Data records:
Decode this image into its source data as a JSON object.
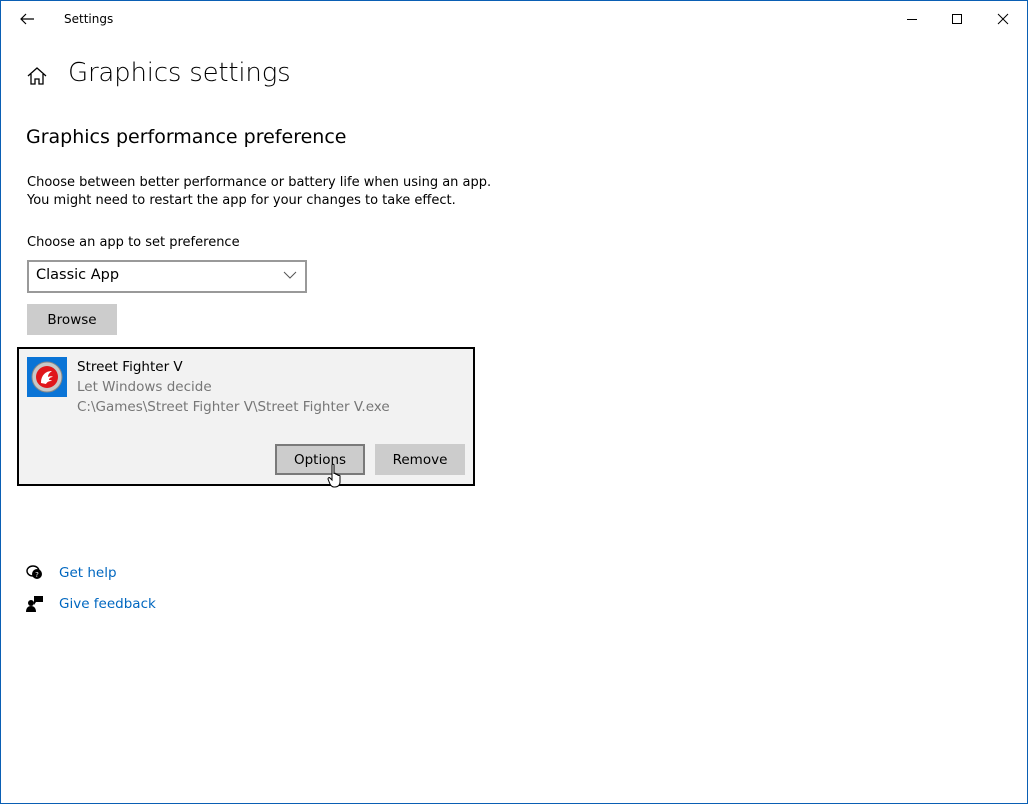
{
  "window": {
    "title": "Settings",
    "controls": {
      "minimize": "minimize-icon",
      "maximize": "maximize-icon",
      "close": "close-icon"
    },
    "accent_color": "#0a5fb4"
  },
  "page": {
    "title": "Graphics settings",
    "section_title": "Graphics performance preference",
    "description_line1": "Choose between better performance or battery life when using an app.",
    "description_line2": "You might need to restart the app for your changes to take effect.",
    "choose_label": "Choose an app to set preference",
    "app_type_selected": "Classic App",
    "browse_label": "Browse"
  },
  "app_entry": {
    "name": "Street Fighter V",
    "preference": "Let Windows decide",
    "path": "C:\\Games\\Street Fighter V\\Street Fighter V.exe",
    "options_label": "Options",
    "remove_label": "Remove"
  },
  "links": [
    {
      "icon": "help-chat-icon",
      "label": "Get help"
    },
    {
      "icon": "feedback-icon",
      "label": "Give feedback"
    }
  ],
  "colors": {
    "link": "#0067c0",
    "button": "#cccccc",
    "card_bg": "#f2f2f2",
    "app_icon_bg": "#0a74d6"
  }
}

-- WHAT THIS TASK INVOLVES --
Transcribe the complete set of entries verbatim. No pictures belong in the copy.

-- TASK RESULT --
Decode this image into its source data as a JSON object.
{
  "window": {
    "title": "Settings",
    "controls": {
      "minimize": "minimize-icon",
      "maximize": "maximize-icon",
      "close": "close-icon"
    },
    "accent_color": "#0a5fb4"
  },
  "page": {
    "title": "Graphics settings",
    "section_title": "Graphics performance preference",
    "description_line1": "Choose between better performance or battery life when using an app.",
    "description_line2": "You might need to restart the app for your changes to take effect.",
    "choose_label": "Choose an app to set preference",
    "app_type_selected": "Classic App",
    "browse_label": "Browse"
  },
  "app_entry": {
    "name": "Street Fighter V",
    "preference": "Let Windows decide",
    "path": "C:\\Games\\Street Fighter V\\Street Fighter V.exe",
    "options_label": "Options",
    "remove_label": "Remove"
  },
  "links": [
    {
      "icon": "help-chat-icon",
      "label": "Get help"
    },
    {
      "icon": "feedback-icon",
      "label": "Give feedback"
    }
  ],
  "colors": {
    "link": "#0067c0",
    "button": "#cccccc",
    "card_bg": "#f2f2f2",
    "app_icon_bg": "#0a74d6"
  }
}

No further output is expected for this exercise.